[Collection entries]
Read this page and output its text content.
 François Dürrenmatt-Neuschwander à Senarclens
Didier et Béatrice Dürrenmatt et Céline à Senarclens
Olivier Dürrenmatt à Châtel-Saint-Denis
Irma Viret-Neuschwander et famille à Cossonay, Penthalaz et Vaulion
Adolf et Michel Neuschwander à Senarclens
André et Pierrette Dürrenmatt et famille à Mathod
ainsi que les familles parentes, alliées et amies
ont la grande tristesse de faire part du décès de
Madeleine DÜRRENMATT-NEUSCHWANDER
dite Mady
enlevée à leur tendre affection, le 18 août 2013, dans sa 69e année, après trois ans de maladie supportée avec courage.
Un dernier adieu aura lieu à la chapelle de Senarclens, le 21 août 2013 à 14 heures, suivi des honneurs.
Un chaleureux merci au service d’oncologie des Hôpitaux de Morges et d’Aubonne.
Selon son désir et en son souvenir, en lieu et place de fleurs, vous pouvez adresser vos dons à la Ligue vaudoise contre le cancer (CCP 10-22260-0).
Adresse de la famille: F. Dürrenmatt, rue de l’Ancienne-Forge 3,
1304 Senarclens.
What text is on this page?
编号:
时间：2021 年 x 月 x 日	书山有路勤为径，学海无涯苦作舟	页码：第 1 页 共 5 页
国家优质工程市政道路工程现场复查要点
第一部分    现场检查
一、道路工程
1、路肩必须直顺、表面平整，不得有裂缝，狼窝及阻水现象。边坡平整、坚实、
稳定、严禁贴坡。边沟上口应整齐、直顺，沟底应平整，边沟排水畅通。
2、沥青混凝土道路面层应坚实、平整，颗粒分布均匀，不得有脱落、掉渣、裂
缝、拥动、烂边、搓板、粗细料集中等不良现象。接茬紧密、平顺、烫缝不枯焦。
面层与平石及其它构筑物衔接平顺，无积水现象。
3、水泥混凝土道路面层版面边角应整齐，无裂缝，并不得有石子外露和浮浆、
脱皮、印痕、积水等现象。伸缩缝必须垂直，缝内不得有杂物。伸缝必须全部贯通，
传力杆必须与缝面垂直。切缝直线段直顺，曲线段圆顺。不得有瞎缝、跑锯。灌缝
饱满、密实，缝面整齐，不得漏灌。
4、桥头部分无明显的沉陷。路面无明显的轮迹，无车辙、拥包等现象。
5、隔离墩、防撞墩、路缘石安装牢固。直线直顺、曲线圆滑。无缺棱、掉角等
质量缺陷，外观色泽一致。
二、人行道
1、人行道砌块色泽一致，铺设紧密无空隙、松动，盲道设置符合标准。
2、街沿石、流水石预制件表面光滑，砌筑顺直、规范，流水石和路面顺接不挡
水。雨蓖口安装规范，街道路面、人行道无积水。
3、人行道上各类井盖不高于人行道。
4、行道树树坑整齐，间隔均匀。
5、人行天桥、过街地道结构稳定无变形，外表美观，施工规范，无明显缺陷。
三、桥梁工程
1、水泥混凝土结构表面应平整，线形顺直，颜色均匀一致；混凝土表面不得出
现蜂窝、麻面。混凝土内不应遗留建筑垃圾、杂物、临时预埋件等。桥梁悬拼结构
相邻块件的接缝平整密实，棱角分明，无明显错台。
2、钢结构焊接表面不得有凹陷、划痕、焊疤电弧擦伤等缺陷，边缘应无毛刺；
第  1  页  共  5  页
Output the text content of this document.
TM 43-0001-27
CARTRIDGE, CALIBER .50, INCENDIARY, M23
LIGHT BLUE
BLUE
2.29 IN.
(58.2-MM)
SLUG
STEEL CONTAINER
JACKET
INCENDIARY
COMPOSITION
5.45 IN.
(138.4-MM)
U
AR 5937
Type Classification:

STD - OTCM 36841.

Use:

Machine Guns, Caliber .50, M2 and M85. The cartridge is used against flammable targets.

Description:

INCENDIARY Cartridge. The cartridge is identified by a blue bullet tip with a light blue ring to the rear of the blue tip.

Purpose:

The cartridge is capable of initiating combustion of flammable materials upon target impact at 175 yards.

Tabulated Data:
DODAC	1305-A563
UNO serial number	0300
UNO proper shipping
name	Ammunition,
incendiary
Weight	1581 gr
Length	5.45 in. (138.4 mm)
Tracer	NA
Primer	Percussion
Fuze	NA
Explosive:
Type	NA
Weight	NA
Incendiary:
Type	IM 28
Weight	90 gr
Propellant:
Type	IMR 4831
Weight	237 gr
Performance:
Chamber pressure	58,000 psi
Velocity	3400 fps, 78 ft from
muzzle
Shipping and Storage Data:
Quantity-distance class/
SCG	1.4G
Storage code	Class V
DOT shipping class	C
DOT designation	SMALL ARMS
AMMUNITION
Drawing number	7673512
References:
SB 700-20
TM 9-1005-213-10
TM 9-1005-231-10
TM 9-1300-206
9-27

SHORT EXERCISE
Give the listing again, word for word.

FULL OUTPUT
Read this page and output its text content.
 François Dürrenmatt-Neuschwander à Senarclens
Didier et Béatrice Dürrenmatt et Céline à Senarclens
Olivier Dürrenmatt à Châtel-Saint-Denis
Irma Viret-Neuschwander et famille à Cossonay, Penthalaz et Vaulion
Adolf et Michel Neuschwander à Senarclens
André et Pierrette Dürrenmatt et famille à Mathod
ainsi que les familles parentes, alliées et amies
ont la grande tristesse de faire part du décès de
Madeleine DÜRRENMATT-NEUSCHWANDER
dite Mady
enlevée à leur tendre affection, le 18 août 2013, dans sa 69e année, après trois ans de maladie supportée avec courage.
Un dernier adieu aura lieu à la chapelle de Senarclens, le 21 août 2013 à 14 heures, suivi des honneurs.
Un chaleureux merci au service d’oncologie des Hôpitaux de Morges et d’Aubonne.
Selon son désir et en son souvenir, en lieu et place de fleurs, vous pouvez adresser vos dons à la Ligue vaudoise contre le cancer (CCP 10-22260-0).
Adresse de la famille: F. Dürrenmatt, rue de l’Ancienne-Forge 3,
1304 Senarclens.
What text is on this page?
编号:
时间：2021 年 x 月 x 日	书山有路勤为径，学海无涯苦作舟	页码：第 1 页 共 5 页
国家优质工程市政道路工程现场复查要点
第一部分    现场检查
一、道路工程
1、路肩必须直顺、表面平整，不得有裂缝，狼窝及阻水现象。边坡平整、坚实、
稳定、严禁贴坡。边沟上口应整齐、直顺，沟底应平整，边沟排水畅通。
2、沥青混凝土道路面层应坚实、平整，颗粒分布均匀，不得有脱落、掉渣、裂
缝、拥动、烂边、搓板、粗细料集中等不良现象。接茬紧密、平顺、烫缝不枯焦。
面层与平石及其它构筑物衔接平顺，无积水现象。
3、水泥混凝土道路面层版面边角应整齐，无裂缝，并不得有石子外露和浮浆、
脱皮、印痕、积水等现象。伸缩缝必须垂直，缝内不得有杂物。伸缝必须全部贯通，
传力杆必须与缝面垂直。切缝直线段直顺，曲线段圆顺。不得有瞎缝、跑锯。灌缝
饱满、密实，缝面整齐，不得漏灌。
4、桥头部分无明显的沉陷。路面无明显的轮迹，无车辙、拥包等现象。
5、隔离墩、防撞墩、路缘石安装牢固。直线直顺、曲线圆滑。无缺棱、掉角等
质量缺陷，外观色泽一致。
二、人行道
1、人行道砌块色泽一致，铺设紧密无空隙、松动，盲道设置符合标准。
2、街沿石、流水石预制件表面光滑，砌筑顺直、规范，流水石和路面顺接不挡
水。雨蓖口安装规范，街道路面、人行道无积水。
3、人行道上各类井盖不高于人行道。
4、行道树树坑整齐，间隔均匀。
5、人行天桥、过街地道结构稳定无变形，外表美观，施工规范，无明显缺陷。
三、桥梁工程
1、水泥混凝土结构表面应平整，线形顺直，颜色均匀一致；混凝土表面不得出
现蜂窝、麻面。混凝土内不应遗留建筑垃圾、杂物、临时预埋件等。桥梁悬拼结构
相邻块件的接缝平整密实，棱角分明，无明显错台。
2、钢结构焊接表面不得有凹陷、划痕、焊疤电弧擦伤等缺陷，边缘应无毛刺；
第  1  页  共  5  页
Output the text content of this document.
TM 43-0001-27
CARTRIDGE, CALIBER .50, INCENDIARY, M23
LIGHT BLUE
BLUE
2.29 IN.
(58.2-MM)
SLUG
STEEL CONTAINER
JACKET
INCENDIARY
COMPOSITION
5.45 IN.
(138.4-MM)
U
AR 5937
Type Classification:

STD - OTCM 36841.

Use:

Machine Guns, Caliber .50, M2 and M85. The cartridge is used against flammable targets.

Description:

INCENDIARY Cartridge. The cartridge is identified by a blue bullet tip with a light blue ring to the rear of the blue tip.

Purpose:

The cartridge is capable of initiating combustion of flammable materials upon target impact at 175 yards.

Tabulated Data:
DODAC	1305-A563
UNO serial number	0300
UNO proper shipping
name	Ammunition,
incendiary
Weight	1581 gr
Length	5.45 in. (138.4 mm)
Tracer	NA
Primer	Percussion
Fuze	NA
Explosive:
Type	NA
Weight	NA
Incendiary:
Type	IM 28
Weight	90 gr
Propellant:
Type	IMR 4831
Weight	237 gr
Performance:
Chamber pressure	58,000 psi
Velocity	3400 fps, 78 ft from
muzzle
Shipping and Storage Data:
Quantity-distance class/
SCG	1.4G
Storage code	Class V
DOT shipping class	C
DOT designation	SMALL ARMS
AMMUNITION
Drawing number	7673512
References:
SB 700-20
TM 9-1005-213-10
TM 9-1005-231-10
TM 9-1300-206
9-27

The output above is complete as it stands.